— Start Records shown —

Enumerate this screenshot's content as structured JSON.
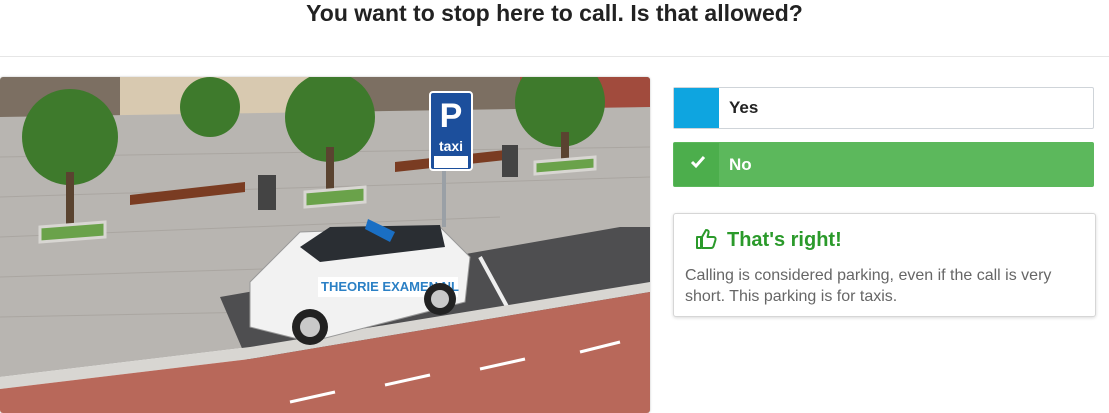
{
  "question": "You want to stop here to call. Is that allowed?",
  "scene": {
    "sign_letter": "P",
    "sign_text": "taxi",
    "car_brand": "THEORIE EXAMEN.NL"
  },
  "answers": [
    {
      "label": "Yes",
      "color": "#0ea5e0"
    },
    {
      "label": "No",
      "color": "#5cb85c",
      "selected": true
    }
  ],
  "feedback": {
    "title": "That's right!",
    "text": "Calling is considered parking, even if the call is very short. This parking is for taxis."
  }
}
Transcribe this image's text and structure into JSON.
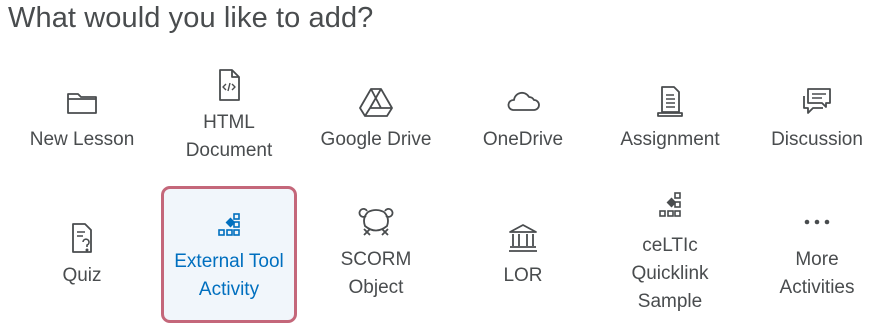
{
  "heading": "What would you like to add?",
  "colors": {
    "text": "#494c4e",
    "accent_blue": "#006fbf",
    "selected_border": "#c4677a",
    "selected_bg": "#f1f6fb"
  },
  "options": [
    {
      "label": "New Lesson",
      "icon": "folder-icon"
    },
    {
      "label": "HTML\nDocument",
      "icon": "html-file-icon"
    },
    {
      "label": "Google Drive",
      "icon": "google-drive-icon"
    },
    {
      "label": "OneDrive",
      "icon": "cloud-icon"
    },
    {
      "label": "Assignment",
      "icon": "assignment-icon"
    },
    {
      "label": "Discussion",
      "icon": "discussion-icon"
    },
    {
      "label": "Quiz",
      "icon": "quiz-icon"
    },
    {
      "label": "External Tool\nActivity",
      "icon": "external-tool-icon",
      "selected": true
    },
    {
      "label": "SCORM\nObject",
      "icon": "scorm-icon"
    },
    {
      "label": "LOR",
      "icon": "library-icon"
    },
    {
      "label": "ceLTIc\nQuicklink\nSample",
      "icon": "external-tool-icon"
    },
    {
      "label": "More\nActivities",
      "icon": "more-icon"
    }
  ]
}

— End Records shown —
— Start Records shown —

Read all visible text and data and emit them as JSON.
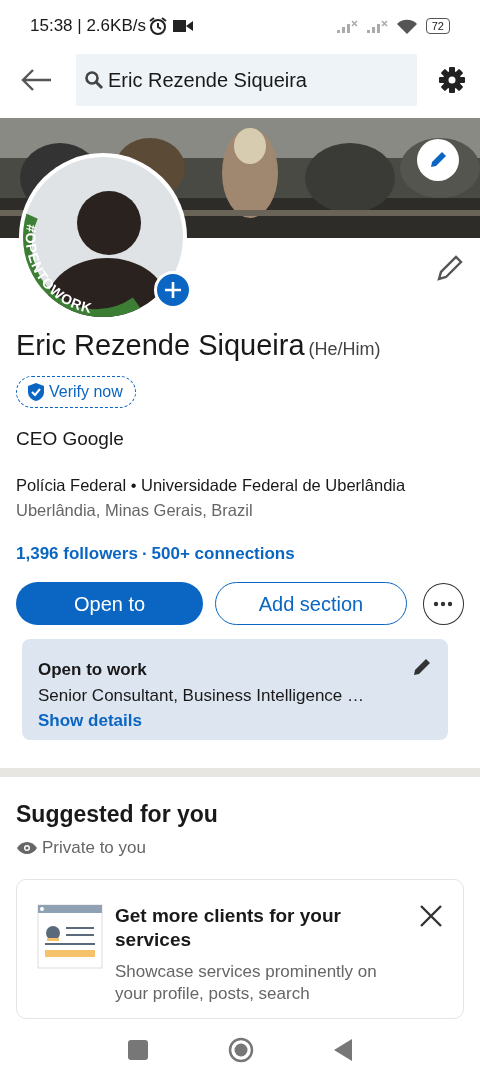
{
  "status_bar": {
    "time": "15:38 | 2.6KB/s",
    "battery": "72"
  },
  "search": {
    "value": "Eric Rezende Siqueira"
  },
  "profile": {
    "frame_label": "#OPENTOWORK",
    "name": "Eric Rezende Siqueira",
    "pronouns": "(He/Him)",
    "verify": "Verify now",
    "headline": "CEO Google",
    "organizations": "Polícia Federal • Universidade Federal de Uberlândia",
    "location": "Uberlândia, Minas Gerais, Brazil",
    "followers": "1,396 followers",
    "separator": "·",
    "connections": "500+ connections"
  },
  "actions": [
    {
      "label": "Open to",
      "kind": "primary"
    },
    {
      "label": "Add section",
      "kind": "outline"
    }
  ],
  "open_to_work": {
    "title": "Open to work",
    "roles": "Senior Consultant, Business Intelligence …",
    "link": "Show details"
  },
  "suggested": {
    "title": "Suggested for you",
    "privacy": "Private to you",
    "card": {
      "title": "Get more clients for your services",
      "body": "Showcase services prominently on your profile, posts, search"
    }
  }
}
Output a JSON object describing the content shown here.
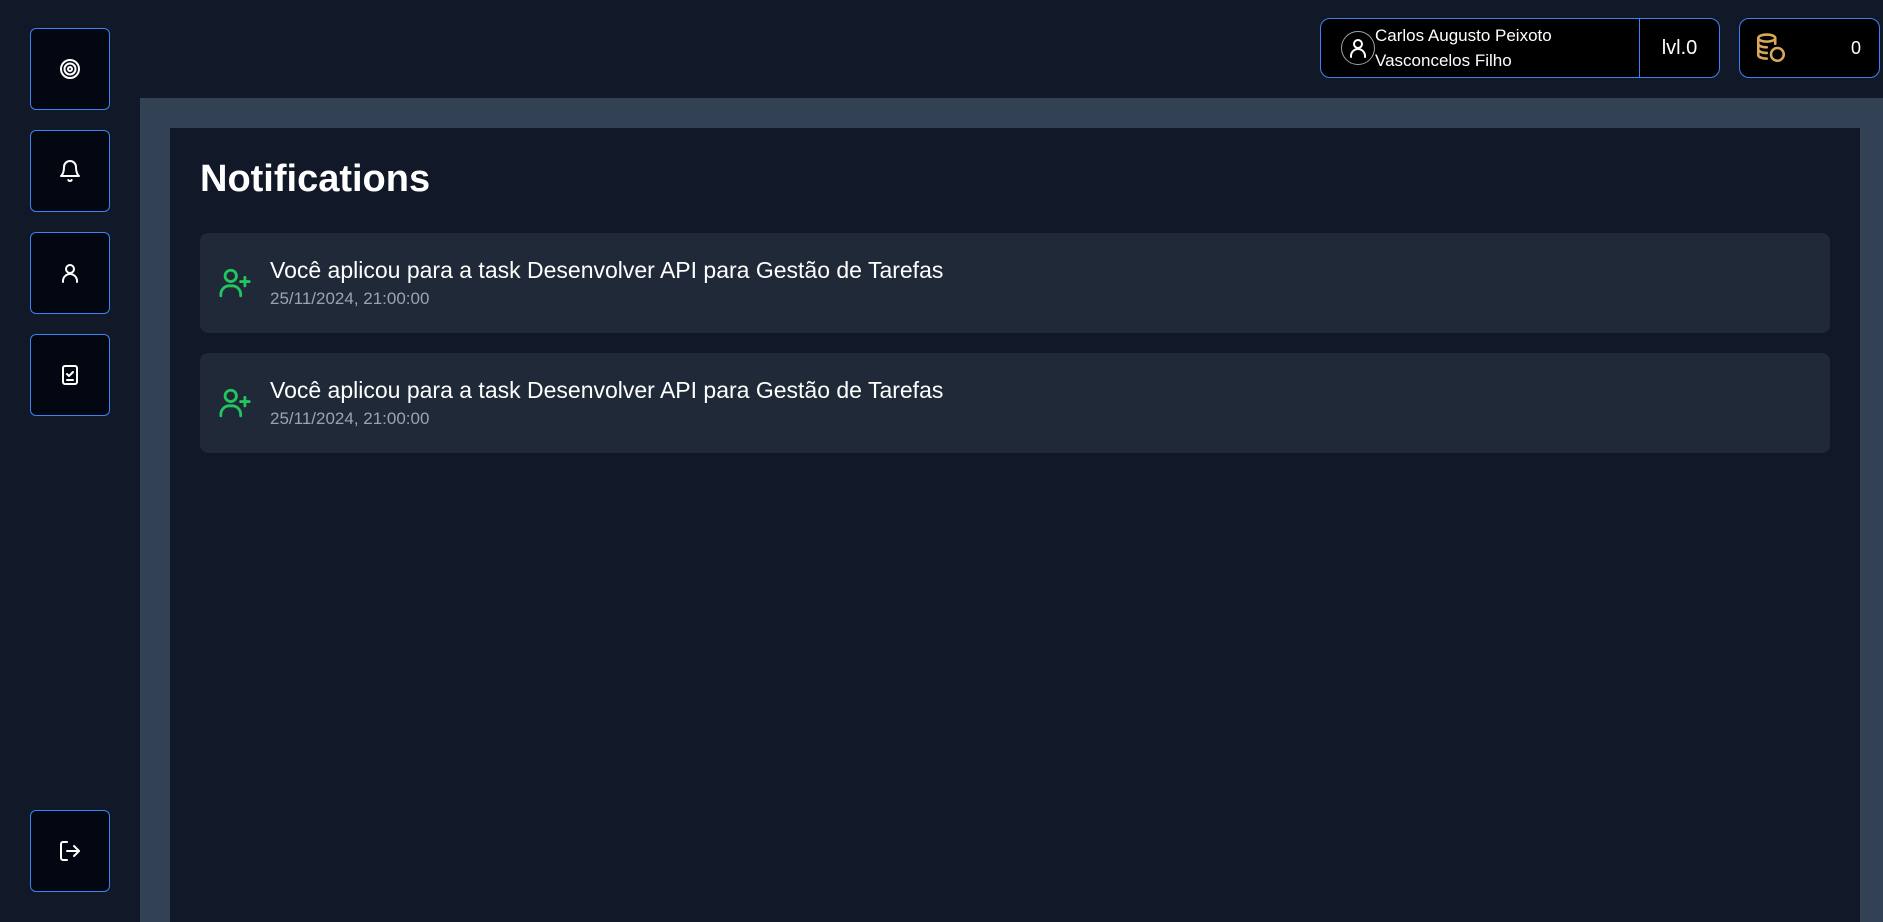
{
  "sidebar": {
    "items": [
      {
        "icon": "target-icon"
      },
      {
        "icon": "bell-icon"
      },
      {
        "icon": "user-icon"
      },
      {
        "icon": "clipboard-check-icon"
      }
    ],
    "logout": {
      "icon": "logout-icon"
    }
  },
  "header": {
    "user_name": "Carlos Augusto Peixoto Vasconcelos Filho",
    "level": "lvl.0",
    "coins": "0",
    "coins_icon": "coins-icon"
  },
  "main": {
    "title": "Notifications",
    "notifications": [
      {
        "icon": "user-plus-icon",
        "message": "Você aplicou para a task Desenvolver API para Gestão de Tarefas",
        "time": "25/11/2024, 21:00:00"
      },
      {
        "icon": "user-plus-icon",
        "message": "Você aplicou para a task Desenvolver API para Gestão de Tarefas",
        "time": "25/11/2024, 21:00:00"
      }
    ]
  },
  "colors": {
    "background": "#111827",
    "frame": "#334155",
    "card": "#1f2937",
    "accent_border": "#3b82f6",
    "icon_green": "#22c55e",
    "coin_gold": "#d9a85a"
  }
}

— End Records shown —

Select and copy every line of the material that holds the string "call".

### Task output:
  "question": "You want to stop here to call. Is that allowed?",
    "text": "Calling is considered parking, even if the call is very short. This parking is for taxis."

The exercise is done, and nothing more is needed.